Restate all the material verbatim, except for the pictures.

### Material provided
──────────

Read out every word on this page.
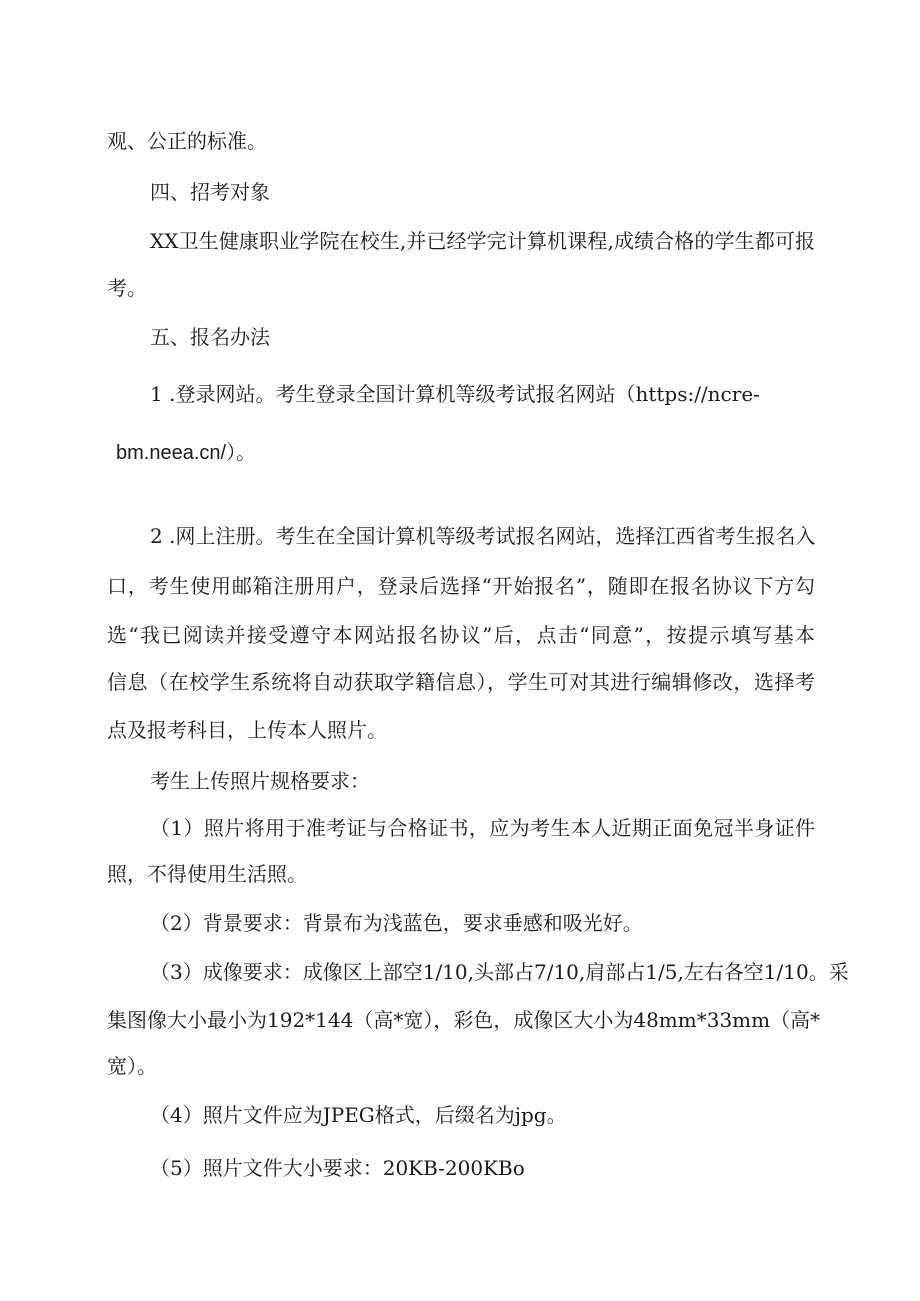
观、公正的标准。
四、招考对象
XX卫生健康职业学院在校生,并已经学完计算机课程,成绩合格的学生都可报
考。
五、报名办法
1 .登录网站。考生登录全国计算机等级考试报名网站（https://ncre-
bm.neea.cn/）。
2 .网上注册。考生在全国计算机等级考试报名网站，选择江西省考生报名入
口，考生使用邮箱注册用户，登录后选择“开始报名”，随即在报名协议下方勾
选“我已阅读并接受遵守本网站报名协议”后，点击“同意”，按提示填写基本
信息（在校学生系统将自动获取学籍信息），学生可对其进行编辑修改，选择考
点及报考科目，上传本人照片。
考生上传照片规格要求：
（1）照片将用于准考证与合格证书，应为考生本人近期正面免冠半身证件
照，不得使用生活照。
（2）背景要求：背景布为浅蓝色，要求垂感和吸光好。
（3）成像要求：成像区上部空1/10,头部占7/10,肩部占1/5,左右各空1/10。采
集图像大小最小为192*144（高*宽），彩色，成像区大小为48mm*33mm（高*
宽）。
（4）照片文件应为JPEG格式，后缀名为jpg。
（5）照片文件大小要求：20KB-200KBo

──────────

### Result below
Read out every word on this page.
观、公正的标准。
四、招考对象
XX卫生健康职业学院在校生,并已经学完计算机课程,成绩合格的学生都可报
考。
五、报名办法
1 .登录网站。考生登录全国计算机等级考试报名网站（https://ncre-
bm.neea.cn/）。
2 .网上注册。考生在全国计算机等级考试报名网站，选择江西省考生报名入
口，考生使用邮箱注册用户，登录后选择“开始报名”，随即在报名协议下方勾
选“我已阅读并接受遵守本网站报名协议”后，点击“同意”，按提示填写基本
信息（在校学生系统将自动获取学籍信息），学生可对其进行编辑修改，选择考
点及报考科目，上传本人照片。
考生上传照片规格要求：
（1）照片将用于准考证与合格证书，应为考生本人近期正面免冠半身证件
照，不得使用生活照。
（2）背景要求：背景布为浅蓝色，要求垂感和吸光好。
（3）成像要求：成像区上部空1/10,头部占7/10,肩部占1/5,左右各空1/10。采
集图像大小最小为192*144（高*宽），彩色，成像区大小为48mm*33mm（高*
宽）。
（4）照片文件应为JPEG格式，后缀名为jpg。
（5）照片文件大小要求：20KB-200KBo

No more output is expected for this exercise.